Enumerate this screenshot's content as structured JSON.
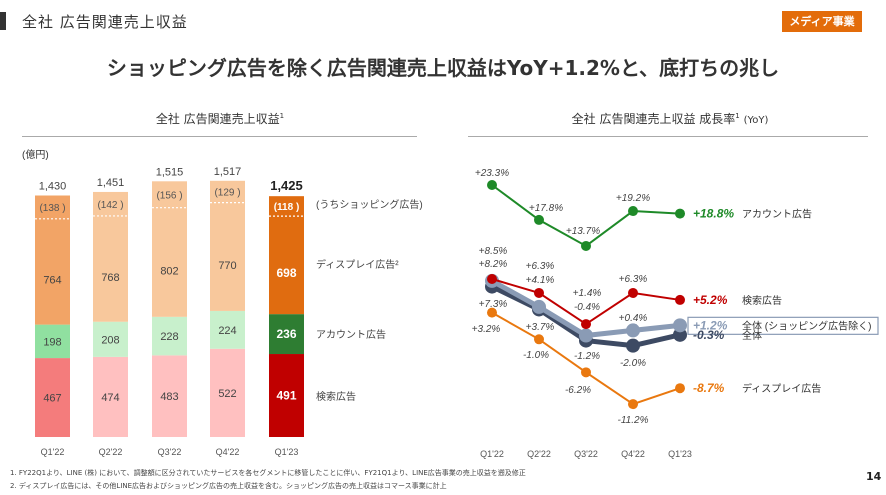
{
  "header": {
    "section_title": "全社 広告関連売上収益",
    "badge": "メディア事業",
    "headline": "ショッピング広告を除く広告関連売上収益はYoY+1.2%と、底打ちの兆し"
  },
  "colors": {
    "accent": "#e36c0a",
    "search_highlight": "#c00000",
    "account_highlight": "#2e7d32",
    "display_highlight": "#e06c10"
  },
  "chart_data": [
    {
      "type": "bar",
      "stacked": true,
      "title": "全社 広告関連売上収益",
      "title_note": "1",
      "unit": "(億円)",
      "categories": [
        "Q1'22",
        "Q2'22",
        "Q3'22",
        "Q4'22",
        "Q1'23"
      ],
      "totals": [
        "1,430",
        "1,451",
        "1,515",
        "1,517",
        "1,425"
      ],
      "series": [
        {
          "name": "検索広告",
          "values": [
            467,
            474,
            483,
            522,
            491
          ]
        },
        {
          "name": "アカウント広告",
          "values": [
            198,
            208,
            228,
            224,
            236
          ]
        },
        {
          "name": "ディスプレイ広告",
          "name_note": "2",
          "values": [
            764,
            768,
            802,
            770,
            698
          ]
        }
      ],
      "shopping": {
        "name": "(うちショッピング広告)",
        "values": [
          138,
          142,
          156,
          129,
          118
        ]
      },
      "total_values": [
        1430,
        1451,
        1515,
        1517,
        1425
      ]
    },
    {
      "type": "line",
      "title": "全社 広告関連売上収益 成長率",
      "title_note": "1",
      "title_suffix": "(YoY)",
      "categories": [
        "Q1'22",
        "Q2'22",
        "Q3'22",
        "Q4'22",
        "Q1'23"
      ],
      "series": [
        {
          "name": "アカウント広告",
          "color": "#1e8a28",
          "values": [
            23.3,
            17.8,
            13.7,
            19.2,
            18.8
          ],
          "labels": [
            "+23.3%",
            "+17.8%",
            "+13.7%",
            "+19.2%",
            "+18.8%"
          ]
        },
        {
          "name": "検索広告",
          "color": "#c00000",
          "values": [
            8.5,
            6.3,
            1.4,
            6.3,
            5.2
          ],
          "labels": [
            "+8.5%",
            "+6.3%",
            "+1.4%",
            "+6.3%",
            "+5.2%"
          ]
        },
        {
          "name": "全体 (ショッピング広告除く)",
          "color": "#8a9bb5",
          "values": [
            8.2,
            4.1,
            -0.4,
            0.4,
            1.2
          ],
          "labels": [
            "+8.2%",
            "+4.1%",
            "-0.4%",
            "+0.4%",
            "+1.2%"
          ]
        },
        {
          "name": "全体",
          "color": "#3d4a63",
          "values": [
            7.3,
            3.7,
            -1.2,
            -2.0,
            -0.3
          ],
          "labels": [
            "+7.3%",
            "+3.7%",
            "-1.2%",
            "-2.0%",
            "-0.3%"
          ]
        },
        {
          "name": "ディスプレイ広告",
          "color": "#e9780f",
          "values": [
            3.2,
            -1.0,
            -6.2,
            -11.2,
            -8.7
          ],
          "labels": [
            "+3.2%",
            "-1.0%",
            "-6.2%",
            "-11.2%",
            "-8.7%"
          ]
        }
      ]
    }
  ],
  "footnotes": [
    "1. FY22Q1より、LINE (株) において、調整額に区分されていたサービスを各セグメントに移管したことに伴い、FY21Q1より、LINE広告事業の売上収益を遡及修正",
    "2. ディスプレイ広告には、その他LINE広告およびショッピング広告の売上収益を含む。ショッピング広告の売上収益はコマース事業に計上"
  ],
  "page_number": "14"
}
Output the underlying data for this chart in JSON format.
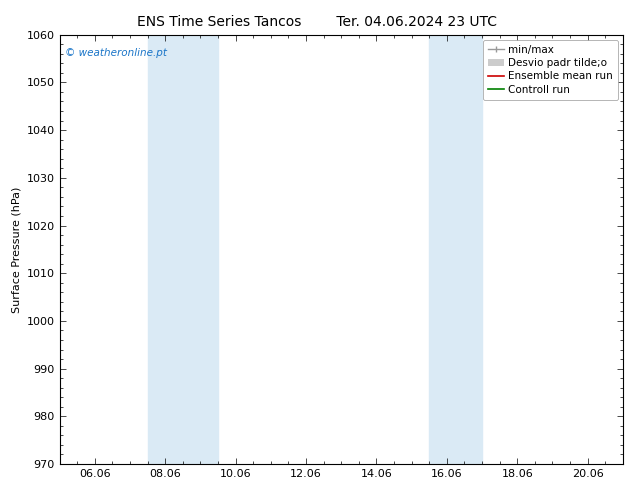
{
  "title_left": "ENS Time Series Tancos",
  "title_right": "Ter. 04.06.2024 23 UTC",
  "ylabel": "Surface Pressure (hPa)",
  "ylim": [
    970,
    1060
  ],
  "yticks": [
    970,
    980,
    990,
    1000,
    1010,
    1020,
    1030,
    1040,
    1050,
    1060
  ],
  "x_min": 0.0,
  "x_max": 16.0,
  "xtick_labels": [
    "06.06",
    "08.06",
    "10.06",
    "12.06",
    "14.06",
    "16.06",
    "18.06",
    "20.06"
  ],
  "xtick_positions": [
    1.0,
    3.0,
    5.0,
    7.0,
    9.0,
    11.0,
    13.0,
    15.0
  ],
  "shaded_bands": [
    {
      "x_start": 2.5,
      "x_end": 4.5
    },
    {
      "x_start": 10.5,
      "x_end": 12.0
    }
  ],
  "shaded_color": "#daeaf5",
  "watermark": "© weatheronline.pt",
  "watermark_color": "#1a75c8",
  "background_color": "#ffffff",
  "plot_bg_color": "#ffffff",
  "legend_fontsize": 7.5,
  "title_fontsize": 10,
  "axis_label_fontsize": 8,
  "tick_fontsize": 8
}
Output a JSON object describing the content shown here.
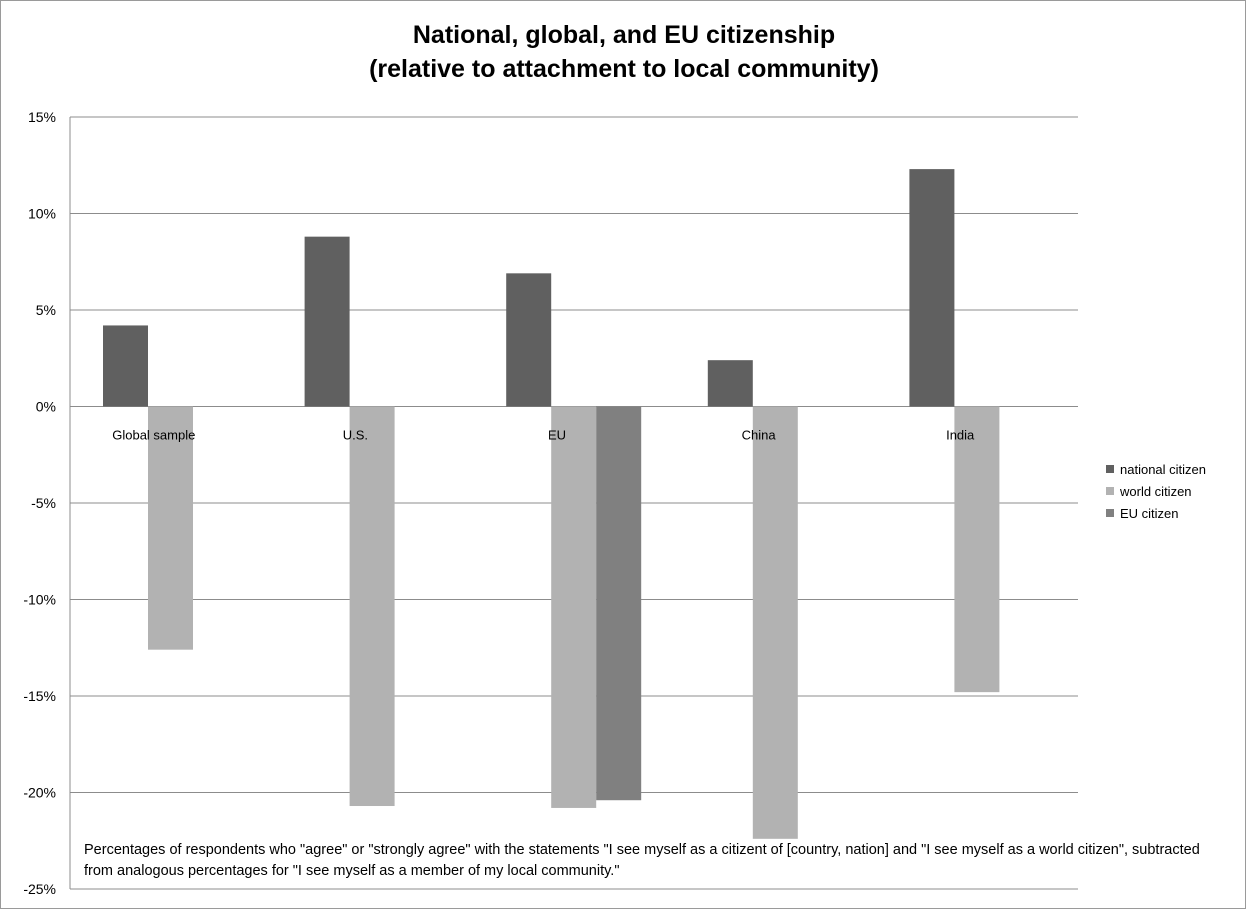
{
  "chart_data": {
    "type": "bar",
    "title_line1": "National, global, and EU citizenship",
    "title_line2": "(relative to attachment to local community)",
    "categories": [
      "Global sample",
      "U.S.",
      "EU",
      "China",
      "India"
    ],
    "series": [
      {
        "name": "national citizen",
        "color": "#606060",
        "values": [
          4.2,
          8.8,
          6.9,
          2.4,
          12.3
        ]
      },
      {
        "name": "world citizen",
        "color": "#b2b2b2",
        "values": [
          -12.6,
          -20.7,
          -20.8,
          -22.4,
          -14.8
        ]
      },
      {
        "name": "EU citizen",
        "color": "#808080",
        "values": [
          null,
          null,
          -20.4,
          null,
          null
        ]
      }
    ],
    "ylim": [
      -25,
      15
    ],
    "yticks": [
      15,
      10,
      5,
      0,
      -5,
      -10,
      -15,
      -20,
      -25
    ],
    "ytick_labels": [
      "15%",
      "10%",
      "5%",
      "0%",
      "-5%",
      "-10%",
      "-15%",
      "-20%",
      "-25%"
    ],
    "grid": true,
    "legend_position": "right",
    "annotation": "Percentages  of respondents who \"agree\" or \"strongly agree\" with the statements \"I see myself as a citizent of [country, nation] and \"I see myself as a world citizen\", subtracted from analogous percentages for \"I see myself as a member of my local community.\""
  }
}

──────────────────────────────

=== What you have to do ===
Across the records above, count the lines holding "JSON" and reply with that number alone.

=== Complete answer ===
3